# INSTRUCTIONS TO FOLLOW
Pull out from the material below all lines with "ylabel".

Begin SUPPLIED MATERIAL

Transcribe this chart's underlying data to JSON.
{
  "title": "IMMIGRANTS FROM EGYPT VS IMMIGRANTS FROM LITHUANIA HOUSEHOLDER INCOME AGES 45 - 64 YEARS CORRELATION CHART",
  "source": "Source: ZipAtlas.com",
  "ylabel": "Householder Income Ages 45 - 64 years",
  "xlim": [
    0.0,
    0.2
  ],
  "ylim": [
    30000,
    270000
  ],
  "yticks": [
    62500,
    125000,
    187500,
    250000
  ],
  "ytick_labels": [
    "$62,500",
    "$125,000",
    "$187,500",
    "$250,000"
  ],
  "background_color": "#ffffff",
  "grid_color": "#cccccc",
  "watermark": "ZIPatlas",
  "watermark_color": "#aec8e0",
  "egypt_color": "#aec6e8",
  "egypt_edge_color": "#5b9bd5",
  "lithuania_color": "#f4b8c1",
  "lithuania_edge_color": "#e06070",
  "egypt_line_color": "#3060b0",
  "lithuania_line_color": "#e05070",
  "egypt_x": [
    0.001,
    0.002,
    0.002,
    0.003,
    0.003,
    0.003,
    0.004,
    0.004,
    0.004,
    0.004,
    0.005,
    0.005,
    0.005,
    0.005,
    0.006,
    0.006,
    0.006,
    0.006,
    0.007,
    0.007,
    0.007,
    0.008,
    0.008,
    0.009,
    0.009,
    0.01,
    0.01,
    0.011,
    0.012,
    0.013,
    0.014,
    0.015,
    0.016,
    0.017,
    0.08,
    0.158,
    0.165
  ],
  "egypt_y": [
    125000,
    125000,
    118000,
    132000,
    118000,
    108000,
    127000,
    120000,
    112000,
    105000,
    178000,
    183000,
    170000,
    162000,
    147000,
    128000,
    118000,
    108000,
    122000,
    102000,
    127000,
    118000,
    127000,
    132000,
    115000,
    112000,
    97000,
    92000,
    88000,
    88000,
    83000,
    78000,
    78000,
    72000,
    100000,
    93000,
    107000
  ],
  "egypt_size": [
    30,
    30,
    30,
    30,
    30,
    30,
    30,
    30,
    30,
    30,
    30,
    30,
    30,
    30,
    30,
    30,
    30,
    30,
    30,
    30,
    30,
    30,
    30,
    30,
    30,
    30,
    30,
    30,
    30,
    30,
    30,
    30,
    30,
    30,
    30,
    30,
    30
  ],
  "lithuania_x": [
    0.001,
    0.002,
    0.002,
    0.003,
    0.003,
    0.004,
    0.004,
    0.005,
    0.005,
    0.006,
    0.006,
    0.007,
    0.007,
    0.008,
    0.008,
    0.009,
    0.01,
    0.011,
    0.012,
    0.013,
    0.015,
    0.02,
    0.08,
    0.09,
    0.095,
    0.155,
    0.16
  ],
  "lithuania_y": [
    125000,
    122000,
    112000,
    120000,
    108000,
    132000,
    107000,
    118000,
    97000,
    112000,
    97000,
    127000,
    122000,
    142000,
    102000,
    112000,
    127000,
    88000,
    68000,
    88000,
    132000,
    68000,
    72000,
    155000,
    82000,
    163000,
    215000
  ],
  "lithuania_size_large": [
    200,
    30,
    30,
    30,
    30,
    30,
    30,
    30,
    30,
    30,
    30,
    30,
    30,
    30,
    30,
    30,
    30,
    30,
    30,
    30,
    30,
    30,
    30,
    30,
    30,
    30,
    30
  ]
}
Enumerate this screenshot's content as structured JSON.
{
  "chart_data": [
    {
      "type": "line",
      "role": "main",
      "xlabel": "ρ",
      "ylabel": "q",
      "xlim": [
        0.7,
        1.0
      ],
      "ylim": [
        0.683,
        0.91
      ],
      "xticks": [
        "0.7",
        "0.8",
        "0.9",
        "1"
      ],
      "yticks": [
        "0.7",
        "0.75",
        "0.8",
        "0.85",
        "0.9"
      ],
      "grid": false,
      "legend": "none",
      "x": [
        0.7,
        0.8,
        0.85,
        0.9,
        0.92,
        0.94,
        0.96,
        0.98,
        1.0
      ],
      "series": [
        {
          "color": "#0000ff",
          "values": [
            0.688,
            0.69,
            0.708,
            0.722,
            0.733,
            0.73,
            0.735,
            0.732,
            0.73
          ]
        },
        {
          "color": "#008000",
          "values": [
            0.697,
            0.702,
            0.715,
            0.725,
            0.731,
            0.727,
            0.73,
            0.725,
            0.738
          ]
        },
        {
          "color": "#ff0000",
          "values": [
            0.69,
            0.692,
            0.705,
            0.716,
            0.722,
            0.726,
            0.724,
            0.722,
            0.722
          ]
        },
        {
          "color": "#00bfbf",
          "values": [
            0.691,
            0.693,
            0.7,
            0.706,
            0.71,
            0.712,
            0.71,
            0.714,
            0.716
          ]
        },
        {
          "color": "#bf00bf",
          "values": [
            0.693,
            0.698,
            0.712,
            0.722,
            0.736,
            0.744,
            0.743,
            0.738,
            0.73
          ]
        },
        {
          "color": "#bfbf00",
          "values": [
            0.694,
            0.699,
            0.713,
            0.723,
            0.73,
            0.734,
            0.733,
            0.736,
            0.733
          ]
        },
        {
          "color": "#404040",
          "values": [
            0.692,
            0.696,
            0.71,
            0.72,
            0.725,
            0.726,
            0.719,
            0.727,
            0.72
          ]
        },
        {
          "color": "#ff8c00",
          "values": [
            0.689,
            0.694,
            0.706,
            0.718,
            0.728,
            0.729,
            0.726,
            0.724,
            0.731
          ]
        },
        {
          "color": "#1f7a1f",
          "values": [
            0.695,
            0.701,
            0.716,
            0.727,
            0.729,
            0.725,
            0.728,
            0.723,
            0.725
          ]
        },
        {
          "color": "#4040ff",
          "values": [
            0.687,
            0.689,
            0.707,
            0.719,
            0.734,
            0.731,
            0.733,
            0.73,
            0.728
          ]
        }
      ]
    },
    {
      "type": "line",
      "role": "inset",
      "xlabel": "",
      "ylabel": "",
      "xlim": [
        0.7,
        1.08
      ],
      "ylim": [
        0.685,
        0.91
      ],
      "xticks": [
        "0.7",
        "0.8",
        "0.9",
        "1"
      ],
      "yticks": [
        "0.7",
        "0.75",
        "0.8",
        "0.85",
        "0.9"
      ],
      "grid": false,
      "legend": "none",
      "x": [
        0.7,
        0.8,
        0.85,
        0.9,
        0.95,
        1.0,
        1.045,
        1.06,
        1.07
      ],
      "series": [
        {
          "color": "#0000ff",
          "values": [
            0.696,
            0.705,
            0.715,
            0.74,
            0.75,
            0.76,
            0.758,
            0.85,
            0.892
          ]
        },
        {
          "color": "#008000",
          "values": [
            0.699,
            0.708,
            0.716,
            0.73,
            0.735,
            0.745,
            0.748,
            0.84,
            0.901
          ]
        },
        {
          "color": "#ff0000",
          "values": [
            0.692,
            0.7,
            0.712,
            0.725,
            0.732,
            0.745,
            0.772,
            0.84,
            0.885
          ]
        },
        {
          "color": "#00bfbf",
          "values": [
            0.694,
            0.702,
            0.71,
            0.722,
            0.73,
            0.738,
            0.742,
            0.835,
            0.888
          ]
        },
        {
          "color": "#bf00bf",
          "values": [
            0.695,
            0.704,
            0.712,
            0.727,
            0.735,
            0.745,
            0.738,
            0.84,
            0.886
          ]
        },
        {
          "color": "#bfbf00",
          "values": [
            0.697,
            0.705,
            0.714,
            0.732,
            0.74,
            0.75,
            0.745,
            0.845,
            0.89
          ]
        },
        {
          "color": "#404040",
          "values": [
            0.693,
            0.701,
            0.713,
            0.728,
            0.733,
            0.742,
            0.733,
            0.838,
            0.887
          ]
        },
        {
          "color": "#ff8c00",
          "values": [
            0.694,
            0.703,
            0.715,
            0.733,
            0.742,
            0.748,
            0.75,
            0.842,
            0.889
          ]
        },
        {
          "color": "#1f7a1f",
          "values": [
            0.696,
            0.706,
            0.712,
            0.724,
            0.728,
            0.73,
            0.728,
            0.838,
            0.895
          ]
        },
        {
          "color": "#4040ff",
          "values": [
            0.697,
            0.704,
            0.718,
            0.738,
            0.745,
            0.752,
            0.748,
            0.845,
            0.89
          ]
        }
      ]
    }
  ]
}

End SUPPLIED MATERIAL

# RESULT OF THE TASK
  "ylabel": "Householder Income Ages 45 - 64 years",
      "ylabel": "q",
      "ylabel": "",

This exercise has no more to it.